Passage given start
Academic library at the university of Alberta

Bibliothèque Saint-Jean (BSJ) is an academic and research library at the University of Alberta in Edmonton, Alberta, Canada. and part of the University of Alberta Library.

==Overview==

The library is located approximately five kilometres east of the main University of Alberta campus. Its mission is to serve the students and professors of Campus Saint-Jean, the University of Alberta's francophone campus. However, it is open to the public; and borrowing options exist for users who do not carry a university ONEcard. As a member of the University of Alberta Libraries, BSJ is also a part of the NEOS library consortium, The Alberta Library and COPPUL. Therefore, users not only have access to the documents and services offered on site, but also to a number of collections and services offered by the other libraries in these networks.

==Collection==

BSJ's main collection is classified according to the Library of Congress system and includes books and periodicals that support all programs of study offered at Campus Saint-Jean (arts and humanities, social sciences, education, health sciences, natural sciences). Government publications are added to the collection on a regular basis thanks to BSJ's status as a selective depository library for documents published by the Government of Canada. Furthermore, a large collection of documents on microform, including a number of historical Western-Canadian francophone newspapers and the complete EDUQ microfiche collection (all documents published in the field of education in the Canadian province of Quebec from 1981 to 1995) are available. BSJ is also a depository of the National Film Board of Canada's French films.

A collection of historical documents is located in the Salle Durocher. This collection includes rare documents in the areas of francophone history in Western Canada and works by Western-Canadian francophone authors (including but not limited to donated theses, programs of study formerly approved for classroom use by Alberta Education and other works deemed to have an historical value that cannot circulate because they are either fragile or irreplaceable). Also included in the collection are documents from the Mahe v. Alberta trial, which centered on the right of Alberta's francophone minority to separate francophone school boards. All resources found in the historical collection are indexed in the NEOS catalogue.
Passage given end
Data excerpts start
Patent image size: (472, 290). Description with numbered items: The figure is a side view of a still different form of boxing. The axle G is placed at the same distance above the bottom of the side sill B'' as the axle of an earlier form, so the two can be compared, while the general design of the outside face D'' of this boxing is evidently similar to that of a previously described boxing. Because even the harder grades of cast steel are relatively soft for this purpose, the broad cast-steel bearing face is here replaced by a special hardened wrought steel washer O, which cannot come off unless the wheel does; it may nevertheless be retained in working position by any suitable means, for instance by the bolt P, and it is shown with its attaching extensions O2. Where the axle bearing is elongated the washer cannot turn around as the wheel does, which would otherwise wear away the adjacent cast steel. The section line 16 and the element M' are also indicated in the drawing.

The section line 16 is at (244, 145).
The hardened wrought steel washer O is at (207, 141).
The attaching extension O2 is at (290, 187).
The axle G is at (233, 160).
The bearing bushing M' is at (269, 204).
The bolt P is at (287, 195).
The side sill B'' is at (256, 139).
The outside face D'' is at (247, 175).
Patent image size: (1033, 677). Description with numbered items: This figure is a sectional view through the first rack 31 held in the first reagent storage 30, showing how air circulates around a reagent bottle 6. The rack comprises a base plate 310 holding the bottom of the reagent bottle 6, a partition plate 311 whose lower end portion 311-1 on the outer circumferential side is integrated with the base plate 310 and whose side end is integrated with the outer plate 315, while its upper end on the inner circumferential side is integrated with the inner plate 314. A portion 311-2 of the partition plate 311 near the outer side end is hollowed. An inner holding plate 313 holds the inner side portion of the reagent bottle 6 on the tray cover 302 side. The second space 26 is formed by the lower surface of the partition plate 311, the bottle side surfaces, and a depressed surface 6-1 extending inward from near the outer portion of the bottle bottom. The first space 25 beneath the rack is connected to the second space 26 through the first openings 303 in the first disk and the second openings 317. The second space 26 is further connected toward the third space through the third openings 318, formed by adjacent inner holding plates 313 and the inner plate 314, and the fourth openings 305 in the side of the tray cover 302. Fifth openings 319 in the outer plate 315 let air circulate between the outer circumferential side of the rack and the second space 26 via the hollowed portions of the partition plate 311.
Data excerpts end
Data excerpts start
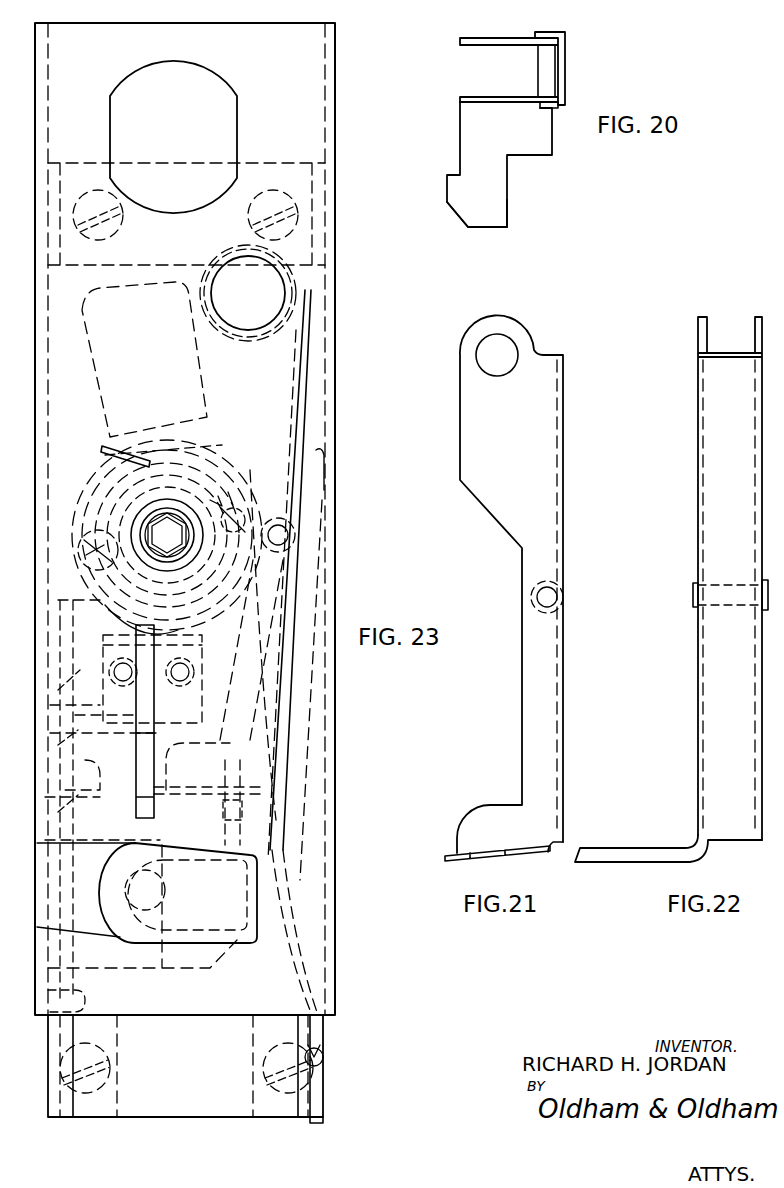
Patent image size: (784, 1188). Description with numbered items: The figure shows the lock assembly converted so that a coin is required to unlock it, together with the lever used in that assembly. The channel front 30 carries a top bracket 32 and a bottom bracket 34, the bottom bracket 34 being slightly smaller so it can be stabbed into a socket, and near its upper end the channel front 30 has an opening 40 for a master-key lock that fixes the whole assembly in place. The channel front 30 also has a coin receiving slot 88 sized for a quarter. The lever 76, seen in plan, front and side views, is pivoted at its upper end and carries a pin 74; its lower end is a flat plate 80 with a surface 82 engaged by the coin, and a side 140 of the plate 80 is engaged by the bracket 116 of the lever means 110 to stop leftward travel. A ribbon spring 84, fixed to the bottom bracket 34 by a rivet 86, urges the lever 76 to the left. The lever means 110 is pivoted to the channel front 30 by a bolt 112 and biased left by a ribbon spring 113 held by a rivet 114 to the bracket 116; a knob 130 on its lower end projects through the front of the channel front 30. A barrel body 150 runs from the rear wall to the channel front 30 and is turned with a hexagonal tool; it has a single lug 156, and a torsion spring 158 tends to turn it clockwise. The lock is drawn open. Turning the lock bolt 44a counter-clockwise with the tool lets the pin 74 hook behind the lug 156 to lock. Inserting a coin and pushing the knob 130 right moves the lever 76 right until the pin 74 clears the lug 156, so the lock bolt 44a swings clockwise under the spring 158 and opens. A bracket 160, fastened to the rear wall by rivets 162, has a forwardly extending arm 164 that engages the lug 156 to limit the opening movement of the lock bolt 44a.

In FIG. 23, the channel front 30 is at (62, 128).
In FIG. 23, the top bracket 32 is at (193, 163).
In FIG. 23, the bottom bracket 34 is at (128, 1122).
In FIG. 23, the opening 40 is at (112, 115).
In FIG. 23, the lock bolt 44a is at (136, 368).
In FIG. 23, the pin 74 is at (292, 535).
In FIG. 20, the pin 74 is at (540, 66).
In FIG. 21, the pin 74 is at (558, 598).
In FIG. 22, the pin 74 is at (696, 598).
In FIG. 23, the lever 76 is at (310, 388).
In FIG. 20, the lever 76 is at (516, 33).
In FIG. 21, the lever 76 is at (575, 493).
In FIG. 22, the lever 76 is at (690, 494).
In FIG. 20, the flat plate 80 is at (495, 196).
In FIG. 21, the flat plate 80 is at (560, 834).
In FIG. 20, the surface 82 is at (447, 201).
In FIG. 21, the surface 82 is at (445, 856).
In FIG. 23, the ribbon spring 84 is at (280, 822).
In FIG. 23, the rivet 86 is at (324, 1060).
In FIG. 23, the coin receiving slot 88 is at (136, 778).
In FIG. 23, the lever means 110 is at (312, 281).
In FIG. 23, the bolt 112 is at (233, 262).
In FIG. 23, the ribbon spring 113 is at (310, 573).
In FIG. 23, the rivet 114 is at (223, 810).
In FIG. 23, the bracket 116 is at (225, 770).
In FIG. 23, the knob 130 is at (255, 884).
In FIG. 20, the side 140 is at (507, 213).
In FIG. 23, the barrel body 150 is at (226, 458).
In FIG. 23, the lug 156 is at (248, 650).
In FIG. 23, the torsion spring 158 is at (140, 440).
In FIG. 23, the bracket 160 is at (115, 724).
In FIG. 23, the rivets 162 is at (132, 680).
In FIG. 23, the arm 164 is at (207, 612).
Data excerpts end
§ **Parts of the exercise**:
**A)** In the passage on Bibliothèque Saint-Jean, how far is the library from the main University of Alberta campus?
**B)** Put this sentence from the Bibliothèque Saint-Jean passage into Spanish: "BSJ is also a depository of the National Film Board of Canada's French films."
**C)** Write what comes next in the Bibliothèque Saint-Jean passage, picking up after its final sentence.
These records were taken from a separate source.

§ **Answers for the tasks**:
**A)** About five kilometers east of it.

**B)** BSJ es también depositaria de las películas en francés del National Film Board of Canada.

**C)**
A collection of pedagogical and children's literature (Collection pédagogique) is mainly classified according to the Dewey Decimal system, with more recent additions to the collection classified according to the Library of Congress system. This collection was created in 1978 to meet the needs of students in the Education program at Campus Saint-Jean. It is also used by educators from other parts of Alberta and Western Canada.

Combined, these collections include over 200,000 documents and 350 periodical subscriptions. Though most documents are in French, some English-language documents are available.

==Head librarians==

- Georges Durocher (1969–1983)
- Juliette Henley (1983–2002)
- Hélène Larouche (2002–2006)
- Tatiana Usova (2007–2017)
- Denis Lacroix (interim 2017–2019)
- Debbie Feisst (interim 2019–2020)
- Christine Brown (2020–the present)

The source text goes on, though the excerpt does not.